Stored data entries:
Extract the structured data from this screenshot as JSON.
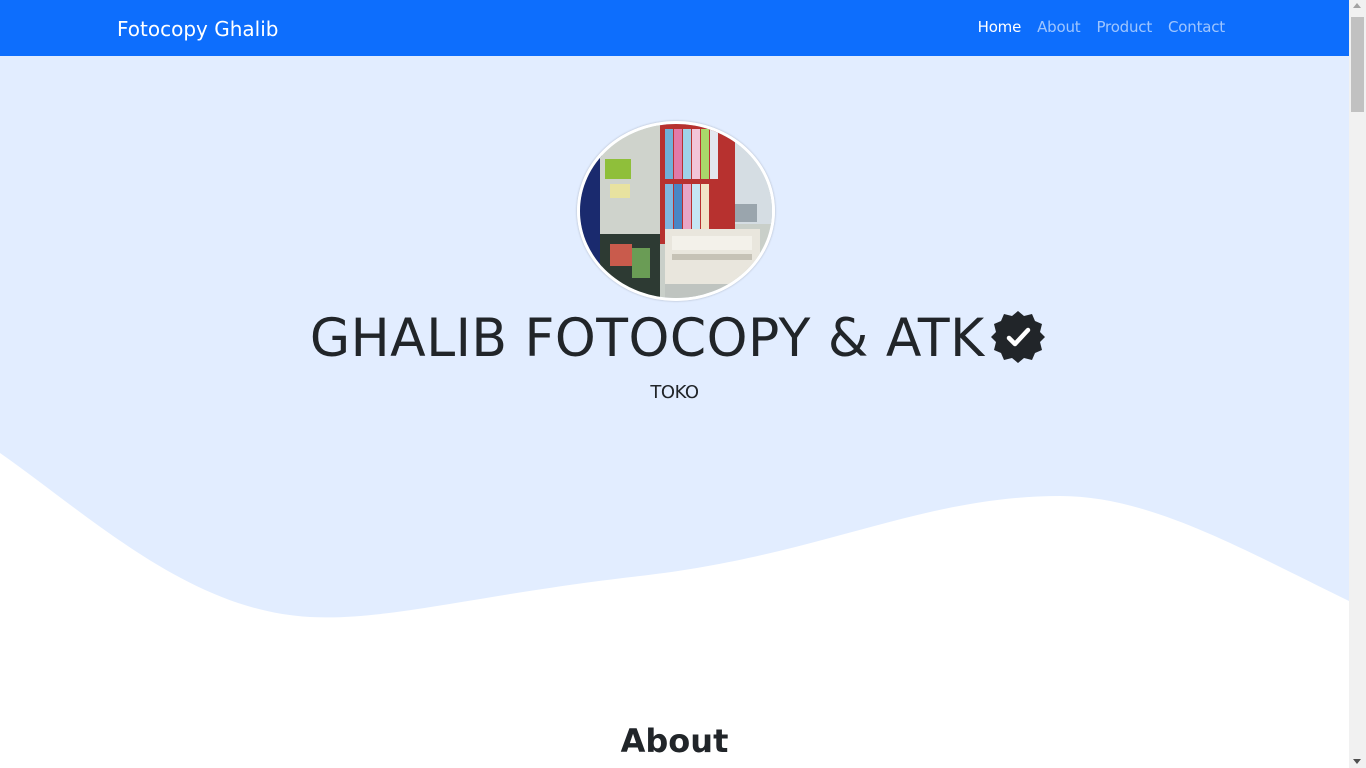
{
  "navbar": {
    "brand": "Fotocopy Ghalib",
    "links": [
      {
        "label": "Home",
        "active": true
      },
      {
        "label": "About",
        "active": false
      },
      {
        "label": "Product",
        "active": false
      },
      {
        "label": "Contact",
        "active": false
      }
    ]
  },
  "hero": {
    "title": "GHALIB FOTOCOPY & ATK",
    "subtitle": "TOKO",
    "verified_icon": "verified-badge-icon",
    "profile_image": "shop-photo"
  },
  "about": {
    "heading": "About"
  },
  "colors": {
    "navbar": "#0d6efd",
    "hero_bg": "#e2edff",
    "text": "#212529",
    "white": "#ffffff"
  }
}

#### AIM OF THE EXERCISE:
Quote every line of the records above exactly; no picture is to be copied.

#### RESULT OF THE TASK:
Extract the structured data from this screenshot as JSON.
{
  "navbar": {
    "brand": "Fotocopy Ghalib",
    "links": [
      {
        "label": "Home",
        "active": true
      },
      {
        "label": "About",
        "active": false
      },
      {
        "label": "Product",
        "active": false
      },
      {
        "label": "Contact",
        "active": false
      }
    ]
  },
  "hero": {
    "title": "GHALIB FOTOCOPY & ATK",
    "subtitle": "TOKO",
    "verified_icon": "verified-badge-icon",
    "profile_image": "shop-photo"
  },
  "about": {
    "heading": "About"
  },
  "colors": {
    "navbar": "#0d6efd",
    "hero_bg": "#e2edff",
    "text": "#212529",
    "white": "#ffffff"
  }
}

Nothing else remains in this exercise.